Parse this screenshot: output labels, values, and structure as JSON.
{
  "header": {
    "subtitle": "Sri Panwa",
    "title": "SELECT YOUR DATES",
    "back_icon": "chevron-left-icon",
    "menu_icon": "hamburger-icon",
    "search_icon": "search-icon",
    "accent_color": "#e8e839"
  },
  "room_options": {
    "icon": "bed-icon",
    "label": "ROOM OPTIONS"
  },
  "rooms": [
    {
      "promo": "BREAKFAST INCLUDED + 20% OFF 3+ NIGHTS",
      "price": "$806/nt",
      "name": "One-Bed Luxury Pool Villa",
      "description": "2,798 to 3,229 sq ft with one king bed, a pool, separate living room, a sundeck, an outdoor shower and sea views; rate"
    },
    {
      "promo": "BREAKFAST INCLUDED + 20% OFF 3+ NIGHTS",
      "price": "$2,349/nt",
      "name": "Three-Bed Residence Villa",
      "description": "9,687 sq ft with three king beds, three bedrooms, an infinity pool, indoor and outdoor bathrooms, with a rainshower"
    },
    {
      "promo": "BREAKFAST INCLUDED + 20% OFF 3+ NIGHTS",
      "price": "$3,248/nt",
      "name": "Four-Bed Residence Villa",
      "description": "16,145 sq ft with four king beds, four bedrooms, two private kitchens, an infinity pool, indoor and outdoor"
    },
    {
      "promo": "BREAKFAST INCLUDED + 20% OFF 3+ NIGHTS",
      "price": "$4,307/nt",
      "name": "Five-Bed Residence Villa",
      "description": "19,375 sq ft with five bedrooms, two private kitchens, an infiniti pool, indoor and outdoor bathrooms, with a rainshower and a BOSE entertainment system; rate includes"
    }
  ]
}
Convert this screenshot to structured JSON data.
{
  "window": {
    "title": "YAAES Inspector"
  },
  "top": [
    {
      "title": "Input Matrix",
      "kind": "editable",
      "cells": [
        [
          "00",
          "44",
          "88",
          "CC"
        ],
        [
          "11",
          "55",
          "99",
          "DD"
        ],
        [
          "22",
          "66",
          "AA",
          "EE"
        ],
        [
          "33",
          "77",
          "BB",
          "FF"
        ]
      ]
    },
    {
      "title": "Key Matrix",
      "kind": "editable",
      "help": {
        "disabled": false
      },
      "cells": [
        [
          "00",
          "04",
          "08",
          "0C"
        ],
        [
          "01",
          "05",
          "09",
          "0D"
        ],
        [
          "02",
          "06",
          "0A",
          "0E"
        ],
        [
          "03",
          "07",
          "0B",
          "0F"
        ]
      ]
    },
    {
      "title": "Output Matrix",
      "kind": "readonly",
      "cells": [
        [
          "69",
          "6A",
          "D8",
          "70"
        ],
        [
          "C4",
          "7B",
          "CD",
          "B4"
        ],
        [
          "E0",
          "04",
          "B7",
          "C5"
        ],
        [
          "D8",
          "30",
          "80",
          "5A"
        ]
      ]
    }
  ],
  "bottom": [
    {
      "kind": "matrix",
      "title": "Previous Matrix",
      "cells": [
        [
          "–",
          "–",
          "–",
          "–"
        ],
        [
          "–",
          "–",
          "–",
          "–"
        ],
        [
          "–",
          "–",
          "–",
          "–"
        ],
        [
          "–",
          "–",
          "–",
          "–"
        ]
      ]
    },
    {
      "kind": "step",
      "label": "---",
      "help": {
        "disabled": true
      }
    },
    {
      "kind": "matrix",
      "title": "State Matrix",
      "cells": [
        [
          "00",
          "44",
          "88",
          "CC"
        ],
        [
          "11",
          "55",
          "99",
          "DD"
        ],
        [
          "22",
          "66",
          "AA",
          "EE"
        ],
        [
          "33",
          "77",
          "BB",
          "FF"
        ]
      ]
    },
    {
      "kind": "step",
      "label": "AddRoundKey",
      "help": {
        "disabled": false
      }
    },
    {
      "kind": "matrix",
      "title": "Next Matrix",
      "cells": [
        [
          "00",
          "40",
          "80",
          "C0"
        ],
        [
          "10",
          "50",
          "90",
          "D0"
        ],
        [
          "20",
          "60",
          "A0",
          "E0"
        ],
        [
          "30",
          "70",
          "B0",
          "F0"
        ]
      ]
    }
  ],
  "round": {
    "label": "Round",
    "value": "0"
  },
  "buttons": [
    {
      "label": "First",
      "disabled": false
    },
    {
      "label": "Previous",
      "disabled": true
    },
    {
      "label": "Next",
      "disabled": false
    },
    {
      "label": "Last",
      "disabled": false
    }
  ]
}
========================
• **What is needed**
Each line that holds the word "Villa" is to be copied.

• **Correct output**
      "name": "One-Bed Luxury Pool Villa",
      "name": "Three-Bed Residence Villa",
      "name": "Four-Bed Residence Villa",
      "name": "Five-Bed Residence Villa",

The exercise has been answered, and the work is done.